⟨
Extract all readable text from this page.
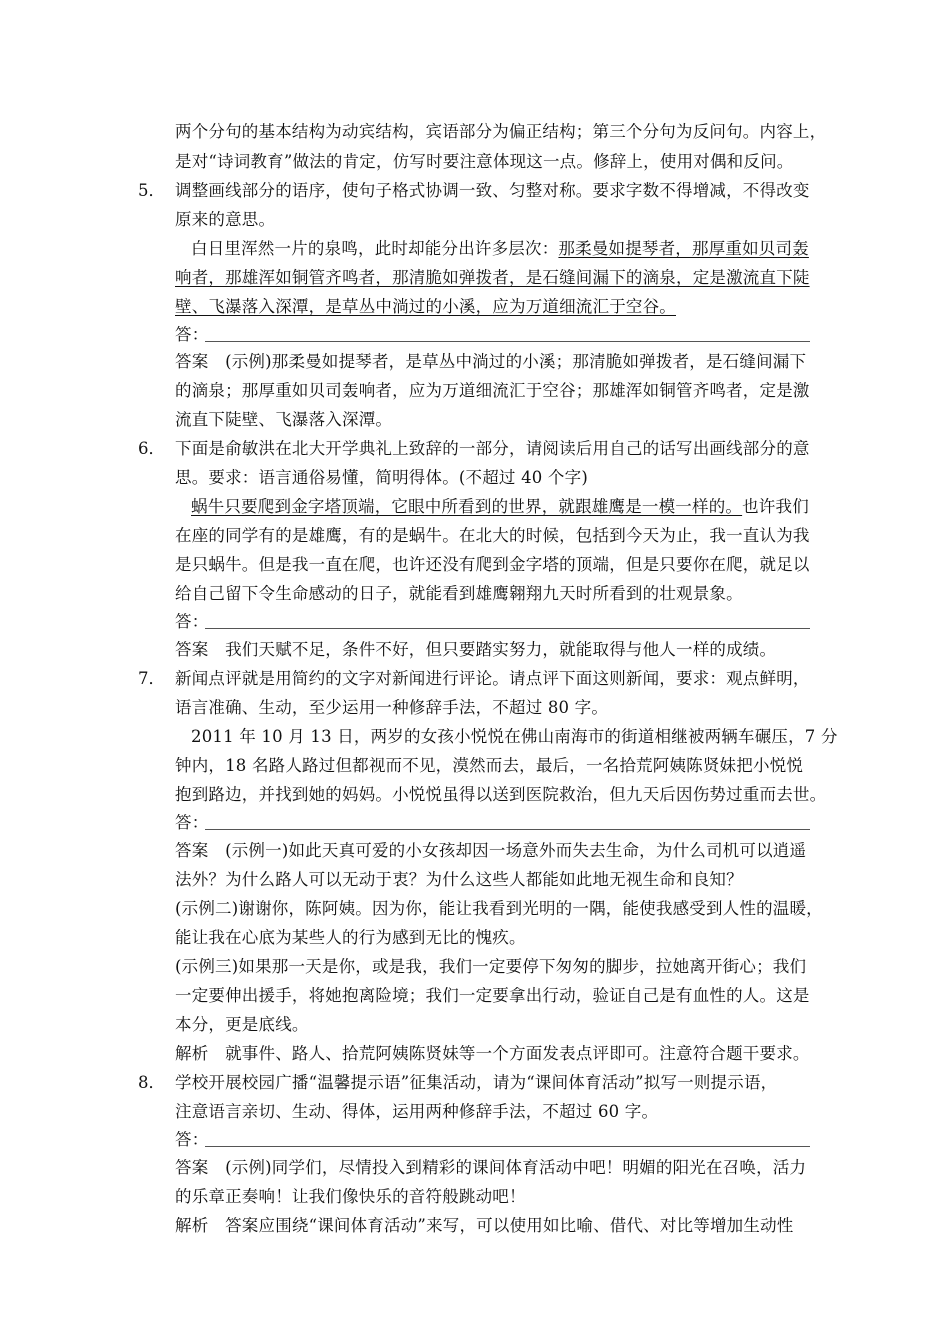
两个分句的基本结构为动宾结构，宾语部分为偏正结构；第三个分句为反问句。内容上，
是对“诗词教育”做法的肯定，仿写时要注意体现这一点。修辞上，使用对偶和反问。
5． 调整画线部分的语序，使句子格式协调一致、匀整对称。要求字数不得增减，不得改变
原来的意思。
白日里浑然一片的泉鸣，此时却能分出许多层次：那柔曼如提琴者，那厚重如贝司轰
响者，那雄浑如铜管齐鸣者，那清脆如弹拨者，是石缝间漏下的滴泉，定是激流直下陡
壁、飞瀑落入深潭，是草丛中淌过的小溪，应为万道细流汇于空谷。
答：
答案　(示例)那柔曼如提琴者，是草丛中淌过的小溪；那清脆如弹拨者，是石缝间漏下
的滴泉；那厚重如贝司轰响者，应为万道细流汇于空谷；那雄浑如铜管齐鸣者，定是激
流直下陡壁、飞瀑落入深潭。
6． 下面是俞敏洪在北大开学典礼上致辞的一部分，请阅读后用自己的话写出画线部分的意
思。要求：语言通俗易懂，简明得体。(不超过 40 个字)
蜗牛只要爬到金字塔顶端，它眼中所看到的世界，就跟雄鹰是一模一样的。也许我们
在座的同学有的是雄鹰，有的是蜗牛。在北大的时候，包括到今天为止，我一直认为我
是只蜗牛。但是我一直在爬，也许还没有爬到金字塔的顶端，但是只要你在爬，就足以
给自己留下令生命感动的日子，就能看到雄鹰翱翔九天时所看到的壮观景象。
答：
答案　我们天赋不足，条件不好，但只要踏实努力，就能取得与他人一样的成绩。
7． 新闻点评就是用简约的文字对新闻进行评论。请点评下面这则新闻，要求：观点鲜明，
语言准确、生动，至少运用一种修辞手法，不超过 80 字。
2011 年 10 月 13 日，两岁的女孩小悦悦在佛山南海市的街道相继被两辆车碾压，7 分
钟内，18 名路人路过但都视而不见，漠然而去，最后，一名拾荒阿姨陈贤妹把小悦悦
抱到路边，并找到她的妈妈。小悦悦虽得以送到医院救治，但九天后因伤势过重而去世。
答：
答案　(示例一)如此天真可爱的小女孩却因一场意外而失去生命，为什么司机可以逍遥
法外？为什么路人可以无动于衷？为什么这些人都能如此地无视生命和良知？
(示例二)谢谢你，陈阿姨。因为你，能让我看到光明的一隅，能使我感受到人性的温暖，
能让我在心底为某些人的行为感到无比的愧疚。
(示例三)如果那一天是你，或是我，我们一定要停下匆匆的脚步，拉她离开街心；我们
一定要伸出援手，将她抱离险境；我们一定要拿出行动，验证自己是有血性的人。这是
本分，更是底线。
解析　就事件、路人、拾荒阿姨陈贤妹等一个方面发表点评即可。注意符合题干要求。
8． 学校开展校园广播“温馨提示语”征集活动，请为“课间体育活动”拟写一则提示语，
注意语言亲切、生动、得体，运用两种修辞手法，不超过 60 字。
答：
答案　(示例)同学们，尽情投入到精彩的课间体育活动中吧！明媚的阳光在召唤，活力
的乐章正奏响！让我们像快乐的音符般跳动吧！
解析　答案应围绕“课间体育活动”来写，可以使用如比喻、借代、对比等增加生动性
⟩
### What you will do
Retype each record exactly as it stands, but do not include the pictures.

### Answer to this task
Extract all readable text from this page.
两个分句的基本结构为动宾结构，宾语部分为偏正结构；第三个分句为反问句。内容上，
是对“诗词教育”做法的肯定，仿写时要注意体现这一点。修辞上，使用对偶和反问。
5． 调整画线部分的语序，使句子格式协调一致、匀整对称。要求字数不得增减，不得改变
原来的意思。
白日里浑然一片的泉鸣，此时却能分出许多层次：那柔曼如提琴者，那厚重如贝司轰
响者，那雄浑如铜管齐鸣者，那清脆如弹拨者，是石缝间漏下的滴泉，定是激流直下陡
壁、飞瀑落入深潭，是草丛中淌过的小溪，应为万道细流汇于空谷。
答：
答案　(示例)那柔曼如提琴者，是草丛中淌过的小溪；那清脆如弹拨者，是石缝间漏下
的滴泉；那厚重如贝司轰响者，应为万道细流汇于空谷；那雄浑如铜管齐鸣者，定是激
流直下陡壁、飞瀑落入深潭。
6． 下面是俞敏洪在北大开学典礼上致辞的一部分，请阅读后用自己的话写出画线部分的意
思。要求：语言通俗易懂，简明得体。(不超过 40 个字)
蜗牛只要爬到金字塔顶端，它眼中所看到的世界，就跟雄鹰是一模一样的。也许我们
在座的同学有的是雄鹰，有的是蜗牛。在北大的时候，包括到今天为止，我一直认为我
是只蜗牛。但是我一直在爬，也许还没有爬到金字塔的顶端，但是只要你在爬，就足以
给自己留下令生命感动的日子，就能看到雄鹰翱翔九天时所看到的壮观景象。
答：
答案　我们天赋不足，条件不好，但只要踏实努力，就能取得与他人一样的成绩。
7． 新闻点评就是用简约的文字对新闻进行评论。请点评下面这则新闻，要求：观点鲜明，
语言准确、生动，至少运用一种修辞手法，不超过 80 字。
2011 年 10 月 13 日，两岁的女孩小悦悦在佛山南海市的街道相继被两辆车碾压，7 分
钟内，18 名路人路过但都视而不见，漠然而去，最后，一名拾荒阿姨陈贤妹把小悦悦
抱到路边，并找到她的妈妈。小悦悦虽得以送到医院救治，但九天后因伤势过重而去世。
答：
答案　(示例一)如此天真可爱的小女孩却因一场意外而失去生命，为什么司机可以逍遥
法外？为什么路人可以无动于衷？为什么这些人都能如此地无视生命和良知？
(示例二)谢谢你，陈阿姨。因为你，能让我看到光明的一隅，能使我感受到人性的温暖，
能让我在心底为某些人的行为感到无比的愧疚。
(示例三)如果那一天是你，或是我，我们一定要停下匆匆的脚步，拉她离开街心；我们
一定要伸出援手，将她抱离险境；我们一定要拿出行动，验证自己是有血性的人。这是
本分，更是底线。
解析　就事件、路人、拾荒阿姨陈贤妹等一个方面发表点评即可。注意符合题干要求。
8． 学校开展校园广播“温馨提示语”征集活动，请为“课间体育活动”拟写一则提示语，
注意语言亲切、生动、得体，运用两种修辞手法，不超过 60 字。
答：
答案　(示例)同学们，尽情投入到精彩的课间体育活动中吧！明媚的阳光在召唤，活力
的乐章正奏响！让我们像快乐的音符般跳动吧！
解析　答案应围绕“课间体育活动”来写，可以使用如比喻、借代、对比等增加生动性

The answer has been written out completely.